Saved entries
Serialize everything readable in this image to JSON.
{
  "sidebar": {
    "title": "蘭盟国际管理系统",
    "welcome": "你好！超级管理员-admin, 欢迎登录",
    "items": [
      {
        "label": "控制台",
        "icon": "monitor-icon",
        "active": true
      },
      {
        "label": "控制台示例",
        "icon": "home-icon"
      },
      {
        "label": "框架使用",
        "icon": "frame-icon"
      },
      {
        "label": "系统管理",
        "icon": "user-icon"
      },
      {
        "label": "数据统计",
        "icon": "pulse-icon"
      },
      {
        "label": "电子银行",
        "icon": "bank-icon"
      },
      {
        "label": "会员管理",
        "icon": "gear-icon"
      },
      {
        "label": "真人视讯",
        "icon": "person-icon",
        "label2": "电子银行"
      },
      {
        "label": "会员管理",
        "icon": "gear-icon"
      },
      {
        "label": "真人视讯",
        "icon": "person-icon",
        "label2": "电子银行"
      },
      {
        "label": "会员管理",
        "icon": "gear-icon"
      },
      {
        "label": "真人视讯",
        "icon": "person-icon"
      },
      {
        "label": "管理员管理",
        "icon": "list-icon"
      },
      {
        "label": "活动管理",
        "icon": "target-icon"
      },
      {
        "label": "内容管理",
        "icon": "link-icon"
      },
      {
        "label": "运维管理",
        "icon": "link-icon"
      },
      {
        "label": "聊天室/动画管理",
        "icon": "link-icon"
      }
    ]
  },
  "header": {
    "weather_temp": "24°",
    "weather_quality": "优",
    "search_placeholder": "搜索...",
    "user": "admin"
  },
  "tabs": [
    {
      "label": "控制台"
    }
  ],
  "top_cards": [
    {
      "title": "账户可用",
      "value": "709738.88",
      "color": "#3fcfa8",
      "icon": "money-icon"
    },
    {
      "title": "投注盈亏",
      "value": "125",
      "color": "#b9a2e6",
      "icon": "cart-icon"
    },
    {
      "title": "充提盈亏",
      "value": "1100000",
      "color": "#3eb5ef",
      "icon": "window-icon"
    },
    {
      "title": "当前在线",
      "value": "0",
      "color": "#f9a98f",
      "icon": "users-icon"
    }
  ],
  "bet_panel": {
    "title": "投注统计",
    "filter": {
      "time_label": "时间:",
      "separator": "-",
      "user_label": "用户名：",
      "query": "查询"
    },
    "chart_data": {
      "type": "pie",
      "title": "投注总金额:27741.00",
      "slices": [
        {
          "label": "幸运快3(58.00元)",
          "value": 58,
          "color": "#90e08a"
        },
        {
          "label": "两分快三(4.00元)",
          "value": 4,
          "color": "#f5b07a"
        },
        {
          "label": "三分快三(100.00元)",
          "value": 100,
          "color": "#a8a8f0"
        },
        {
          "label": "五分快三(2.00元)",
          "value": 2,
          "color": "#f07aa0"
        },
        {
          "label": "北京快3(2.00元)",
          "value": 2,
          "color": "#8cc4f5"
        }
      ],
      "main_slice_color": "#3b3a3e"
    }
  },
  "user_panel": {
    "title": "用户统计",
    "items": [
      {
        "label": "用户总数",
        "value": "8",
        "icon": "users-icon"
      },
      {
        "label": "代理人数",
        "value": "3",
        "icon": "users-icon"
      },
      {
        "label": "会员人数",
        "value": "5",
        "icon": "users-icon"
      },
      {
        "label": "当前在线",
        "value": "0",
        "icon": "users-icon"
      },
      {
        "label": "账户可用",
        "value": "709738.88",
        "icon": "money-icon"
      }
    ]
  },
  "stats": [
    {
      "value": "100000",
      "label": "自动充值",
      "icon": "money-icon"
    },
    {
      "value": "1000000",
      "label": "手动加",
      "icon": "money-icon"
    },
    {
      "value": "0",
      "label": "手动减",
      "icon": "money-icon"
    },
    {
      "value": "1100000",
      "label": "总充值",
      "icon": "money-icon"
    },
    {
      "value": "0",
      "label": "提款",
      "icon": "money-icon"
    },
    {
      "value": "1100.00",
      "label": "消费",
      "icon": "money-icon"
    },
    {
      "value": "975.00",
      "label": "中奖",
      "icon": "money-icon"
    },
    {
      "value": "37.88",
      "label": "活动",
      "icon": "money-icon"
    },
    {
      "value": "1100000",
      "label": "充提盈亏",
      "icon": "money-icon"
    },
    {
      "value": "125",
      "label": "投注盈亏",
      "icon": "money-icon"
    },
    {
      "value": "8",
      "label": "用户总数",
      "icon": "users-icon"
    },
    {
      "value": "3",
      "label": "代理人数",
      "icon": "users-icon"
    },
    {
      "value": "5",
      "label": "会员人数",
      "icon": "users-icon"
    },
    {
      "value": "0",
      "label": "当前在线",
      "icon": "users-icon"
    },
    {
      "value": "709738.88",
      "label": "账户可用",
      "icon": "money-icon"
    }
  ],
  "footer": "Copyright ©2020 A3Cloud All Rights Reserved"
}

WHAT YOU SHOULD DO → Pick out the lines containing the string "title" and show them.

COMPLETED EXERCISE →
    "title": "蘭盟国际管理系统",
      "title": "账户可用",
      "title": "投注盈亏",
      "title": "充提盈亏",
      "title": "当前在线",
    "title": "投注统计",
      "title": "投注总金额:27741.00",
    "title": "用户统计",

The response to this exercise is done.